TO DO: State only the number of lines that contain the string "saving".

________________________________________

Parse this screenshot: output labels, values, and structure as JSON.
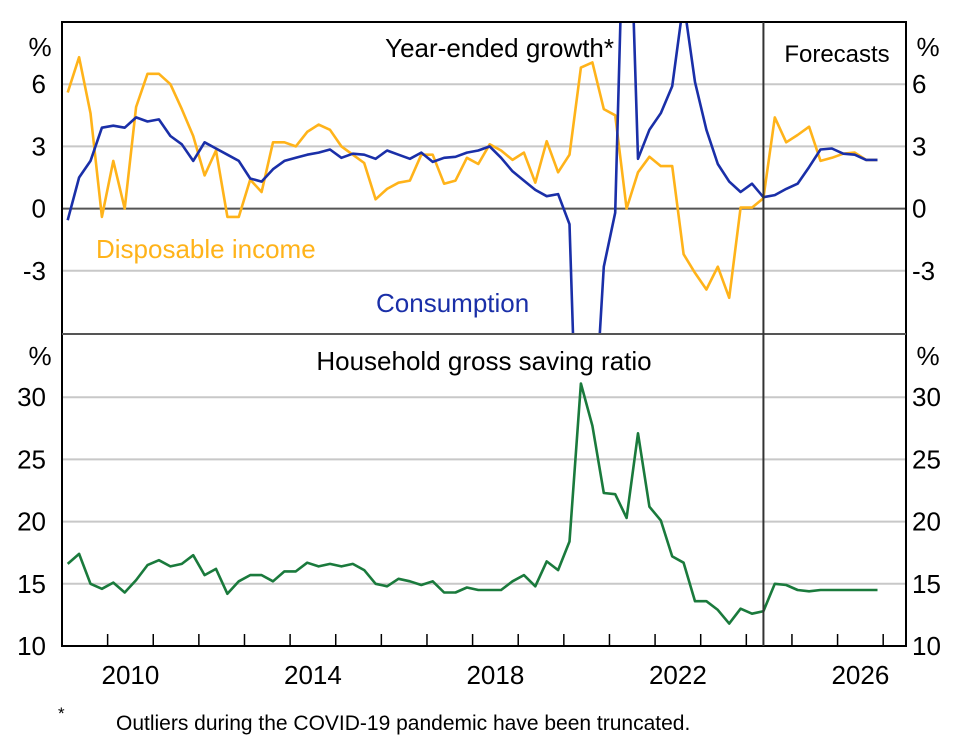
{
  "chart_data": [
    {
      "type": "line",
      "panel": "top",
      "title": "Year-ended growth*",
      "ylabel_left": "%",
      "ylabel_right": "%",
      "ylim": [
        -6,
        9
      ],
      "yticks": [
        -3,
        0,
        3,
        6
      ],
      "ytick_labels": [
        "-3",
        "0",
        "3",
        "6"
      ],
      "grid": true,
      "forecast_label": "Forecasts",
      "forecast_start": "2024-Q2",
      "x_start": "2009-Q1",
      "frequency": "quarterly",
      "series": [
        {
          "name": "Disposable income",
          "color": "#FFB31A",
          "label_position": "left-middle",
          "values": [
            5.6,
            7.3,
            4.6,
            -0.4,
            2.3,
            0.0,
            4.9,
            6.5,
            6.5,
            6.0,
            4.8,
            3.5,
            1.6,
            2.8,
            -0.4,
            -0.4,
            1.4,
            0.8,
            3.2,
            3.2,
            3.0,
            3.7,
            4.05,
            3.8,
            3.0,
            2.6,
            2.2,
            0.45,
            0.95,
            1.25,
            1.35,
            2.6,
            2.6,
            1.2,
            1.35,
            2.45,
            2.15,
            3.1,
            2.8,
            2.35,
            2.7,
            1.25,
            3.25,
            1.75,
            2.6,
            6.8,
            7.05,
            4.8,
            4.5,
            0.0,
            1.75,
            2.5,
            2.05,
            2.05,
            -2.2,
            -3.1,
            -3.9,
            -2.8,
            -4.3,
            0.05,
            0.05,
            0.5,
            4.4,
            3.2,
            3.55,
            3.95,
            2.3,
            2.45,
            2.65,
            2.7,
            2.35,
            2.35
          ]
        },
        {
          "name": "Consumption",
          "color": "#1A2FA8",
          "label_position": "bottom-middle",
          "values": [
            -0.56,
            1.5,
            2.3,
            3.9,
            4.0,
            3.9,
            4.4,
            4.2,
            4.3,
            3.5,
            3.1,
            2.3,
            3.2,
            2.9,
            2.6,
            2.3,
            1.45,
            1.3,
            1.9,
            2.3,
            2.45,
            2.6,
            2.7,
            2.85,
            2.45,
            2.65,
            2.6,
            2.4,
            2.8,
            2.6,
            2.4,
            2.7,
            2.25,
            2.45,
            2.5,
            2.7,
            2.8,
            3.0,
            2.45,
            1.8,
            1.35,
            0.9,
            0.6,
            0.7,
            -0.75,
            -18.0,
            -12.0,
            -2.8,
            -0.2,
            20.0,
            2.4,
            3.8,
            4.6,
            5.9,
            10.0,
            6.1,
            3.8,
            2.15,
            1.3,
            0.8,
            1.2,
            0.55,
            0.65,
            0.95,
            1.2,
            2.0,
            2.85,
            2.9,
            2.65,
            2.6,
            2.35,
            2.35
          ]
        }
      ],
      "note": "Consumption outliers during COVID-19 truncated at panel edges"
    },
    {
      "type": "line",
      "panel": "bottom",
      "title": "Household gross saving ratio",
      "ylabel_left": "%",
      "ylabel_right": "%",
      "ylim": [
        10,
        35
      ],
      "yticks": [
        10,
        15,
        20,
        25,
        30
      ],
      "ytick_labels": [
        "10",
        "15",
        "20",
        "25",
        "30"
      ],
      "grid": true,
      "forecast_start": "2024-Q2",
      "x_start": "2009-Q1",
      "frequency": "quarterly",
      "series": [
        {
          "name": "Household gross saving ratio",
          "color": "#1A7A3C",
          "values": [
            16.6,
            17.4,
            15.0,
            14.6,
            15.1,
            14.3,
            15.3,
            16.5,
            16.9,
            16.4,
            16.6,
            17.3,
            15.7,
            16.2,
            14.2,
            15.2,
            15.7,
            15.7,
            15.2,
            16.0,
            16.0,
            16.7,
            16.4,
            16.6,
            16.4,
            16.6,
            16.1,
            15.0,
            14.8,
            15.4,
            15.2,
            14.9,
            15.2,
            14.3,
            14.3,
            14.7,
            14.5,
            14.5,
            14.5,
            15.2,
            15.7,
            14.8,
            16.8,
            16.1,
            18.4,
            31.1,
            27.7,
            22.3,
            22.2,
            20.3,
            27.1,
            21.2,
            20.1,
            17.2,
            16.7,
            13.6,
            13.6,
            12.9,
            11.8,
            13.0,
            12.6,
            12.8,
            15.0,
            14.9,
            14.5,
            14.4,
            14.5,
            14.5,
            14.5,
            14.5,
            14.5,
            14.5
          ]
        }
      ]
    }
  ],
  "xaxis": {
    "range_years": [
      2009.0,
      2027.5
    ],
    "tick_labels": [
      "2010",
      "2014",
      "2018",
      "2022",
      "2026"
    ]
  },
  "labels": {
    "top_title": "Year-ended growth*",
    "forecasts": "Forecasts",
    "disposable_income": "Disposable income",
    "consumption": "Consumption",
    "bottom_title": "Household gross saving ratio",
    "unit": "%"
  },
  "footnote": {
    "mark": "*",
    "text": "Outliers during the COVID-19 pandemic have been truncated."
  }
}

________________________________________

CORRECT RESULT: 3